* Aim of the exercise: Check every line of the material below for "this". Give the number of lines that have it, and only that.

* Data provided:
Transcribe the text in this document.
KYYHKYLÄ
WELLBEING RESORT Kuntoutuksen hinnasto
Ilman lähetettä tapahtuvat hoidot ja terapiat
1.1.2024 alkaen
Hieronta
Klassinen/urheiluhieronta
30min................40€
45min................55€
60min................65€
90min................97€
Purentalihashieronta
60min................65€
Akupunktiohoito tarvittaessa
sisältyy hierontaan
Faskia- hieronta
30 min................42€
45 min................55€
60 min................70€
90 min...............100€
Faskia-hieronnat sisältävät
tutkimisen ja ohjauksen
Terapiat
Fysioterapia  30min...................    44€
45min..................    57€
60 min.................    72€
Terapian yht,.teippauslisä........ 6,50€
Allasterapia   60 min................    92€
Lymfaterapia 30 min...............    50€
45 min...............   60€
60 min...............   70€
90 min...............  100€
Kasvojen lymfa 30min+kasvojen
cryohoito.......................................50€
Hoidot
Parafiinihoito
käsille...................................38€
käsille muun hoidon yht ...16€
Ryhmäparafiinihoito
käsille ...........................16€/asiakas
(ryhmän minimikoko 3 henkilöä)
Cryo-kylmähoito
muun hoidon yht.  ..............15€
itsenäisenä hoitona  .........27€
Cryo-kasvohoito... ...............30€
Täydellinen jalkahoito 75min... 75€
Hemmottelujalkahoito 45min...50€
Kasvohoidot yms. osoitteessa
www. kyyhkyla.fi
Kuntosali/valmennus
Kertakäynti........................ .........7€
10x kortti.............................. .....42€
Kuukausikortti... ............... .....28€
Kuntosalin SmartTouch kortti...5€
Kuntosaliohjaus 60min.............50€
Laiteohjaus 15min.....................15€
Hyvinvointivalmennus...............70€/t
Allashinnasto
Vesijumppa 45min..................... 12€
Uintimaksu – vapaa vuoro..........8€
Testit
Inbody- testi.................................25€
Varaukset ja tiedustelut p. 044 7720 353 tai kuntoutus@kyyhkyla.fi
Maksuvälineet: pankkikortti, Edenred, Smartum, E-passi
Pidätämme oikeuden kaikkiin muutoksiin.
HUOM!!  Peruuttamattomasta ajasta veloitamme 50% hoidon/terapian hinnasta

...

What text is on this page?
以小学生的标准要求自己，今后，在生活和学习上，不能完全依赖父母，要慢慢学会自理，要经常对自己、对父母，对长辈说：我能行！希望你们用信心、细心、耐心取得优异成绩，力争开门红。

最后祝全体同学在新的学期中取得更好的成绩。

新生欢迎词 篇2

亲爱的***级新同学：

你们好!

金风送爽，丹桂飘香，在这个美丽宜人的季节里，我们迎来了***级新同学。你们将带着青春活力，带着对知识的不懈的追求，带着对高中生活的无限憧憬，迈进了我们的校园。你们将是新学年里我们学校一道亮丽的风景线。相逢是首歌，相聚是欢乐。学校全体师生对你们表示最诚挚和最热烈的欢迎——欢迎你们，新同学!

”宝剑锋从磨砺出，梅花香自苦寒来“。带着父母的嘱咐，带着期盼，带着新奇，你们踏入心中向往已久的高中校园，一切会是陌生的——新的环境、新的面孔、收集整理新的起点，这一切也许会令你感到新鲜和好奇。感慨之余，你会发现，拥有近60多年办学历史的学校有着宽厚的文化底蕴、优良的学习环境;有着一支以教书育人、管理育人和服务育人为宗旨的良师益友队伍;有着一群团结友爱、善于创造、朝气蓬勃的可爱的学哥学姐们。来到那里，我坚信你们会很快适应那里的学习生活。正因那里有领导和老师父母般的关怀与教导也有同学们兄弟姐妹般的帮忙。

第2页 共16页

* Response: 2